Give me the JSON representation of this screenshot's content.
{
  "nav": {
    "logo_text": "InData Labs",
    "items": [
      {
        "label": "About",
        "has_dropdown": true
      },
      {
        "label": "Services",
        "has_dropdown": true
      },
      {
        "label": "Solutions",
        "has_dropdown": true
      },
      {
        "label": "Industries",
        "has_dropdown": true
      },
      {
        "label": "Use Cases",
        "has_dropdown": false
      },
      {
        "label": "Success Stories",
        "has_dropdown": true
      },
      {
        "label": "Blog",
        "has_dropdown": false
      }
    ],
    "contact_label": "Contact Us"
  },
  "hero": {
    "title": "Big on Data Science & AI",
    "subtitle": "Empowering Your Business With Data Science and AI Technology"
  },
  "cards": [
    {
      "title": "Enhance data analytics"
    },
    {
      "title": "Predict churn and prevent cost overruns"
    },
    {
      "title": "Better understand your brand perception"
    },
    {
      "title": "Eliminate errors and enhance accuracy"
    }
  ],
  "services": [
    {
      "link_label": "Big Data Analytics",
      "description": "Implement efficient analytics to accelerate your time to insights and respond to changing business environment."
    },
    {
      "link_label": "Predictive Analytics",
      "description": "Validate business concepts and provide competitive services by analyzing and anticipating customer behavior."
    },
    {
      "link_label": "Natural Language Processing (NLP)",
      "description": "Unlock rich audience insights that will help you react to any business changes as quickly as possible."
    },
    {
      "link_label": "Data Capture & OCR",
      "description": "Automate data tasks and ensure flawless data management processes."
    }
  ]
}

:::

#### [Set problem]
Restate the data above word for word.

#### [Written reply]
Give me the JSON representation of this screenshot's content.
{
  "nav": {
    "logo_text": "InData Labs",
    "items": [
      {
        "label": "About",
        "has_dropdown": true
      },
      {
        "label": "Services",
        "has_dropdown": true
      },
      {
        "label": "Solutions",
        "has_dropdown": true
      },
      {
        "label": "Industries",
        "has_dropdown": true
      },
      {
        "label": "Use Cases",
        "has_dropdown": false
      },
      {
        "label": "Success Stories",
        "has_dropdown": true
      },
      {
        "label": "Blog",
        "has_dropdown": false
      }
    ],
    "contact_label": "Contact Us"
  },
  "hero": {
    "title": "Big on Data Science & AI",
    "subtitle": "Empowering Your Business With Data Science and AI Technology"
  },
  "cards": [
    {
      "title": "Enhance data analytics"
    },
    {
      "title": "Predict churn and prevent cost overruns"
    },
    {
      "title": "Better understand your brand perception"
    },
    {
      "title": "Eliminate errors and enhance accuracy"
    }
  ],
  "services": [
    {
      "link_label": "Big Data Analytics",
      "description": "Implement efficient analytics to accelerate your time to insights and respond to changing business environment."
    },
    {
      "link_label": "Predictive Analytics",
      "description": "Validate business concepts and provide competitive services by analyzing and anticipating customer behavior."
    },
    {
      "link_label": "Natural Language Processing (NLP)",
      "description": "Unlock rich audience insights that will help you react to any business changes as quickly as possible."
    },
    {
      "link_label": "Data Capture & OCR",
      "description": "Automate data tasks and ensure flawless data management processes."
    }
  ]
}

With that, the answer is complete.